Requirements:
Below is a set of records. Repeat all of them exactly.

Entries supplied:
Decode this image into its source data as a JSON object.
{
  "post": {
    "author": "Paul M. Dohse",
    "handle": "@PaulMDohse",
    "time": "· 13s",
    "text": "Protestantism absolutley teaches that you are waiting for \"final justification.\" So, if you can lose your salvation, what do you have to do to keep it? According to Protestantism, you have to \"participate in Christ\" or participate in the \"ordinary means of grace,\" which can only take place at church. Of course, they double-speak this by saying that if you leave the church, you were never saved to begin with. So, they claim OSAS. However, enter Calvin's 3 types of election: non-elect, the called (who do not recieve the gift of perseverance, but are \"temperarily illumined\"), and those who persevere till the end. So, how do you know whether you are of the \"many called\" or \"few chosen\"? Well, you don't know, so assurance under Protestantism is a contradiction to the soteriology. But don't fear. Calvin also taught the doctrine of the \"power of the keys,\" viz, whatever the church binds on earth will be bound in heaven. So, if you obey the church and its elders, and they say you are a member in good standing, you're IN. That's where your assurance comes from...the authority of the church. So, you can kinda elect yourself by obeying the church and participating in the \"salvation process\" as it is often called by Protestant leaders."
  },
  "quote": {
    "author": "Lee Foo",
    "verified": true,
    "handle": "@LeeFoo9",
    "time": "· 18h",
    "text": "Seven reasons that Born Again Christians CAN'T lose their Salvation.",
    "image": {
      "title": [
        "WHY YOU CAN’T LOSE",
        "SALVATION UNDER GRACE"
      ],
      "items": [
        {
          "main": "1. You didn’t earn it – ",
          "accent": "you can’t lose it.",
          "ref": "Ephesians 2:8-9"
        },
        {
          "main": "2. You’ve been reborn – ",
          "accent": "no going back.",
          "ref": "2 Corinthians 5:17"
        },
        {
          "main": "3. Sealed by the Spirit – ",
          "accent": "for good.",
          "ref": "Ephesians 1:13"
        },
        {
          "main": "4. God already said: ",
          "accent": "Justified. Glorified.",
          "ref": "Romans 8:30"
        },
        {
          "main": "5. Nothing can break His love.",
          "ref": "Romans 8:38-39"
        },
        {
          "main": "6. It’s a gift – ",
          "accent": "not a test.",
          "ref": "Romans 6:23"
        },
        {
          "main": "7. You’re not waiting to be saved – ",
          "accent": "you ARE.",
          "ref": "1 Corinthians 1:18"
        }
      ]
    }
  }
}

Result of this task:
Decode this image into its source data as a JSON object.
{
  "post": {
    "author": "Paul M. Dohse",
    "handle": "@PaulMDohse",
    "time": "· 13s",
    "text": "Protestantism absolutley teaches that you are waiting for \"final justification.\" So, if you can lose your salvation, what do you have to do to keep it? According to Protestantism, you have to \"participate in Christ\" or participate in the \"ordinary means of grace,\" which can only take place at church. Of course, they double-speak this by saying that if you leave the church, you were never saved to begin with. So, they claim OSAS. However, enter Calvin's 3 types of election: non-elect, the called (who do not recieve the gift of perseverance, but are \"temperarily illumined\"), and those who persevere till the end. So, how do you know whether you are of the \"many called\" or \"few chosen\"? Well, you don't know, so assurance under Protestantism is a contradiction to the soteriology. But don't fear. Calvin also taught the doctrine of the \"power of the keys,\" viz, whatever the church binds on earth will be bound in heaven. So, if you obey the church and its elders, and they say you are a member in good standing, you're IN. That's where your assurance comes from...the authority of the church. So, you can kinda elect yourself by obeying the church and participating in the \"salvation process\" as it is often called by Protestant leaders."
  },
  "quote": {
    "author": "Lee Foo",
    "verified": true,
    "handle": "@LeeFoo9",
    "time": "· 18h",
    "text": "Seven reasons that Born Again Christians CAN'T lose their Salvation.",
    "image": {
      "title": [
        "WHY YOU CAN’T LOSE",
        "SALVATION UNDER GRACE"
      ],
      "items": [
        {
          "main": "1. You didn’t earn it – ",
          "accent": "you can’t lose it.",
          "ref": "Ephesians 2:8-9"
        },
        {
          "main": "2. You’ve been reborn – ",
          "accent": "no going back.",
          "ref": "2 Corinthians 5:17"
        },
        {
          "main": "3. Sealed by the Spirit – ",
          "accent": "for good.",
          "ref": "Ephesians 1:13"
        },
        {
          "main": "4. God already said: ",
          "accent": "Justified. Glorified.",
          "ref": "Romans 8:30"
        },
        {
          "main": "5. Nothing can break His love.",
          "ref": "Romans 8:38-39"
        },
        {
          "main": "6. It’s a gift – ",
          "accent": "not a test.",
          "ref": "Romans 6:23"
        },
        {
          "main": "7. You’re not waiting to be saved – ",
          "accent": "you ARE.",
          "ref": "1 Corinthians 1:18"
        }
      ]
    }
  }
}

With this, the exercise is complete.